Data excerpts
---*---

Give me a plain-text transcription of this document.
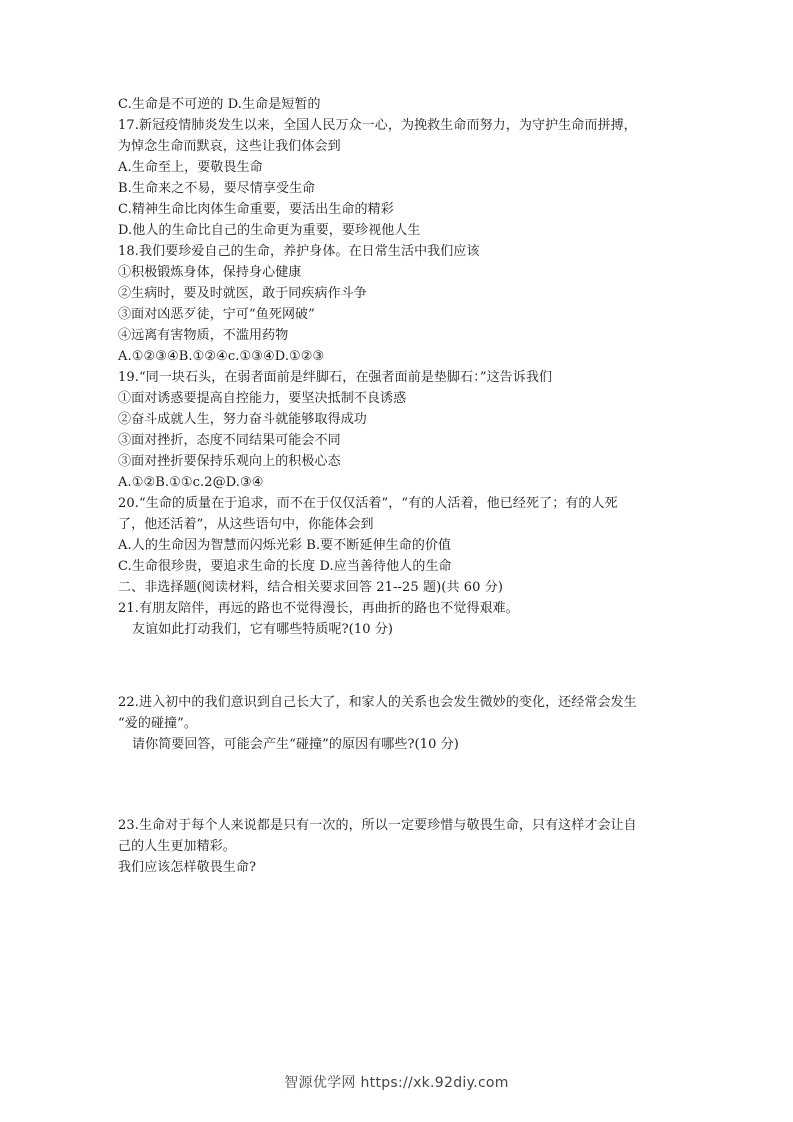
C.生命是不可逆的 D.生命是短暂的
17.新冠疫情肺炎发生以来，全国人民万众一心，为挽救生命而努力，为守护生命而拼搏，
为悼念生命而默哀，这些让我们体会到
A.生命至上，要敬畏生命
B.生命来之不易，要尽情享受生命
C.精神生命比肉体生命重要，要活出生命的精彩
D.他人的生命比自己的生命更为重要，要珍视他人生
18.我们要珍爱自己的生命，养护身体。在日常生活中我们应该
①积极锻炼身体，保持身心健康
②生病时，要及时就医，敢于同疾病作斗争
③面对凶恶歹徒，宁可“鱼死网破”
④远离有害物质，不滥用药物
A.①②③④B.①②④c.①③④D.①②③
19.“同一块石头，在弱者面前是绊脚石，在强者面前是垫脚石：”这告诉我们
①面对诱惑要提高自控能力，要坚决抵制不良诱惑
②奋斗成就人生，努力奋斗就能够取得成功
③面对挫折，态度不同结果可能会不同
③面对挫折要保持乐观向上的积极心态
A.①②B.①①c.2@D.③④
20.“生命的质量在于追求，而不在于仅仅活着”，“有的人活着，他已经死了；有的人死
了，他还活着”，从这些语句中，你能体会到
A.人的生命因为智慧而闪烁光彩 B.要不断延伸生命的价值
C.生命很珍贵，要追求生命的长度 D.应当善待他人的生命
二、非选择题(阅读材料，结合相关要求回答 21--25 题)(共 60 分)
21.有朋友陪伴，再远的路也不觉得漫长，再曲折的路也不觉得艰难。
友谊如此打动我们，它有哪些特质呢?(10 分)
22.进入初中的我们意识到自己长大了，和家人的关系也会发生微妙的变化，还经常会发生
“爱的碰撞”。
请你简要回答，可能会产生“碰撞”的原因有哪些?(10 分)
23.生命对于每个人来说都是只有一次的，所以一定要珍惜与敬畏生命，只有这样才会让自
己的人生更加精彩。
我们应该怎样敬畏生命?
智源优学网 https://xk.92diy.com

---*---

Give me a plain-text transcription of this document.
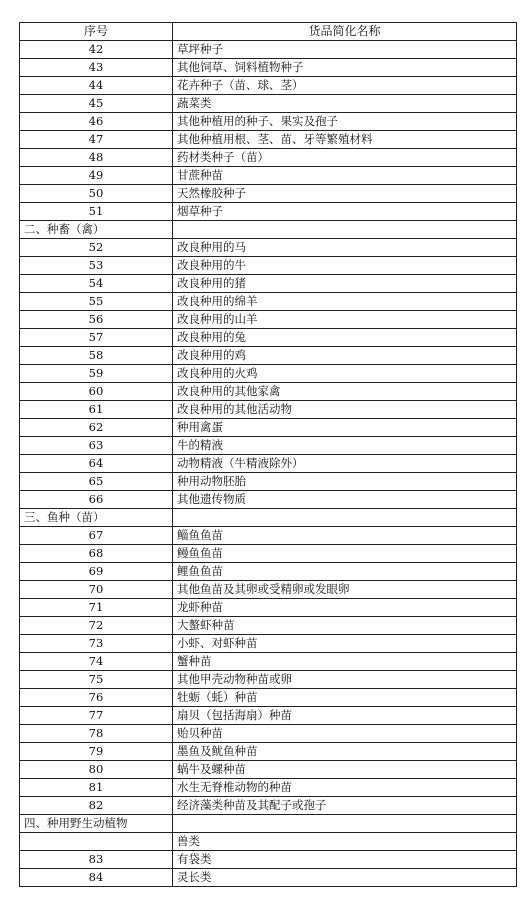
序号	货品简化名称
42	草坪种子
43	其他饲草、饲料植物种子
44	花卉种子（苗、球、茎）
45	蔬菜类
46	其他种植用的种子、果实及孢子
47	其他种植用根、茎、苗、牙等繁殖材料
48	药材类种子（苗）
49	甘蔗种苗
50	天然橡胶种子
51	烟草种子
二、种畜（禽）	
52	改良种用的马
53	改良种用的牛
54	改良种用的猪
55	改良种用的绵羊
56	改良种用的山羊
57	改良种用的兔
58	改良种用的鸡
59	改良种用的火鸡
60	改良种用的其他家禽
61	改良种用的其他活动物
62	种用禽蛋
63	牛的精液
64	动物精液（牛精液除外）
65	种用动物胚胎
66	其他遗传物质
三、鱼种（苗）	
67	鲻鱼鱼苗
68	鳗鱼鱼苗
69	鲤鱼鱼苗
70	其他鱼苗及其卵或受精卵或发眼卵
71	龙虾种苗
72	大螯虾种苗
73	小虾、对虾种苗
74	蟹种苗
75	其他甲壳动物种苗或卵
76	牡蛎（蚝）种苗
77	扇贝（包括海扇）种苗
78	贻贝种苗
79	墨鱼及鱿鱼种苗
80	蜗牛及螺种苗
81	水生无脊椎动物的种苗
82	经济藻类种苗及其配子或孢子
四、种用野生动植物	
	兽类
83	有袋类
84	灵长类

---*---

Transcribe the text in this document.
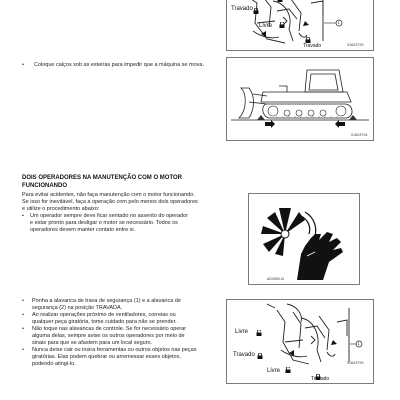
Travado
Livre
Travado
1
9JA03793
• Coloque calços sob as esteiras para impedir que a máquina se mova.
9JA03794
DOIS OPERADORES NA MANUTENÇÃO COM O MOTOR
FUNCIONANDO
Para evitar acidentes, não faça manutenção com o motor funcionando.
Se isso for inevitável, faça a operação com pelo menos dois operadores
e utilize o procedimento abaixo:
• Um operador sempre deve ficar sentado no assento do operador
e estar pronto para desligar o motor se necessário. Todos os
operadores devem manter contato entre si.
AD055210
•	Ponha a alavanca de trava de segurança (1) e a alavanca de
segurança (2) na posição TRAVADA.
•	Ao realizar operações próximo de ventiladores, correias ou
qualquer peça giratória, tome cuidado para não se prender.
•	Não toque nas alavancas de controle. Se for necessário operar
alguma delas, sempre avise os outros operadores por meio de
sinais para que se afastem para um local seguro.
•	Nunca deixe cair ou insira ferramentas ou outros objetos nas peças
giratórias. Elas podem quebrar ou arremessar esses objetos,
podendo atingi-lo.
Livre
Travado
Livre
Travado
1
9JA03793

---*---

- **WHAT IS EXPECTED**
Check each line of the records above for "faça", and copy those that have it.

- **RESULT OF THE EXERCISE**
Para evitar acidentes, não faça manutenção com o motor funcionando.
Se isso for inevitável, faça a operação com pelo menos dois operadores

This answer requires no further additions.